__Given instruction A__.
In the post about Kevin Sampsell's memoir, what is the name of his press?

__Extract provided__.
Kevin Sampsell Week (1): Chongo
Earlier this month saw the release of my label-brother Kevin Sampsell’s memoir A Common Pornography, which I read in the light of a late evening on a sofa I bought from a friend. I’d had big expectations and excitement about this book, which in the course of reading turned to not only the pay off of that wanting, but being stuck simultaneously by a kind of reading feeling I could have never seen coming. Herein, this week we’ll be talking about the book and other things Sampsell, including his press Future Tense Books.
Among the many wonderful things about this book, perhaps the most surprising and beautiful for me was how the period chronicled in Kevin’s book, essentially his youth, adolescence, into his current age, felt at some points so familiar, and at the same time catching me by the side of the head. Kevin’s rendering of the odd but somehow most defining moments of aging so often missed in these kinds of books is so well nailed–he doesn’t overdescribe them, or romanticize them, but lays them out in all their hairy light–calm, common, uncommon, etched.
From his obsessive collecting of select pieces of porn (which he keeps hidden in the ceiling of his parents house), to the strange ways of sexual becoming with friends and paid help, to just the air of those spaces and people that exist with us for a time and somehow are that time, all of this rendered in eerily calm and perfect sentences, sometimes somewhat like a minimal Gary Lutz, A Common Pornography is a book I will long remember for its poise, heart, and humor, and for its making of a picture of an age that no one else has nailed quite so beautifully, and singularly.
The book is made up of many 1-3 page sections, each with titles, that together follow the timeline of Kevin’s life, each of which alone makes for its own little amazing object. Here’s one to whet your bib.

__Given instruction B__.
Return the data records that follow, with every line unchanged.

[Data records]
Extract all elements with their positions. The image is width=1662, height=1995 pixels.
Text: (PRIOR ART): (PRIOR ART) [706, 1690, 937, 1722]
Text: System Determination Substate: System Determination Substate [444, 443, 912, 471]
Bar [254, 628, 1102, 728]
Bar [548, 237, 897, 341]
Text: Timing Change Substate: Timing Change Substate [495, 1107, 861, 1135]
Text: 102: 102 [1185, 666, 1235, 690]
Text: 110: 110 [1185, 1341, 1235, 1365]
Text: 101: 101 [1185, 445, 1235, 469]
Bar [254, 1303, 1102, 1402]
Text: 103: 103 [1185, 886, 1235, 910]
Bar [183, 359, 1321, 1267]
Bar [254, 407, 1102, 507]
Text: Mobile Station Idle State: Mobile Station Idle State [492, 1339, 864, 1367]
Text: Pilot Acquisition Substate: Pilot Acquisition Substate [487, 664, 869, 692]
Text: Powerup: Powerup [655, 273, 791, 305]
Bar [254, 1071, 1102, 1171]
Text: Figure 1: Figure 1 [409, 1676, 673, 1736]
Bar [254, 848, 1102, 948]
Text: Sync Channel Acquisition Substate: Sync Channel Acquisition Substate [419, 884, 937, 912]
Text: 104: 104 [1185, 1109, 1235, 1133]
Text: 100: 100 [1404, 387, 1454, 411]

__Worked answer A__.
Future Tense Books

__Worked answer B__.
Extract all elements with their positions. The image is width=1662, height=1995 pixels.
Text: (PRIOR ART): (PRIOR ART) [706, 1690, 937, 1722]
Text: System Determination Substate: System Determination Substate [444, 443, 912, 471]
Bar [254, 628, 1102, 728]
Bar [548, 237, 897, 341]
Text: Timing Change Substate: Timing Change Substate [495, 1107, 861, 1135]
Text: 102: 102 [1185, 666, 1235, 690]
Text: 110: 110 [1185, 1341, 1235, 1365]
Text: 101: 101 [1185, 445, 1235, 469]
Bar [254, 1303, 1102, 1402]
Text: 103: 103 [1185, 886, 1235, 910]
Bar [183, 359, 1321, 1267]
Bar [254, 407, 1102, 507]
Text: Mobile Station Idle State: Mobile Station Idle State [492, 1339, 864, 1367]
Text: Pilot Acquisition Substate: Pilot Acquisition Substate [487, 664, 869, 692]
Text: Powerup: Powerup [655, 273, 791, 305]
Bar [254, 1071, 1102, 1171]
Text: Figure 1: Figure 1 [409, 1676, 673, 1736]
Bar [254, 848, 1102, 948]
Text: Sync Channel Acquisition Substate: Sync Channel Acquisition Substate [419, 884, 937, 912]
Text: 104: 104 [1185, 1109, 1235, 1133]
Text: 100: 100 [1404, 387, 1454, 411]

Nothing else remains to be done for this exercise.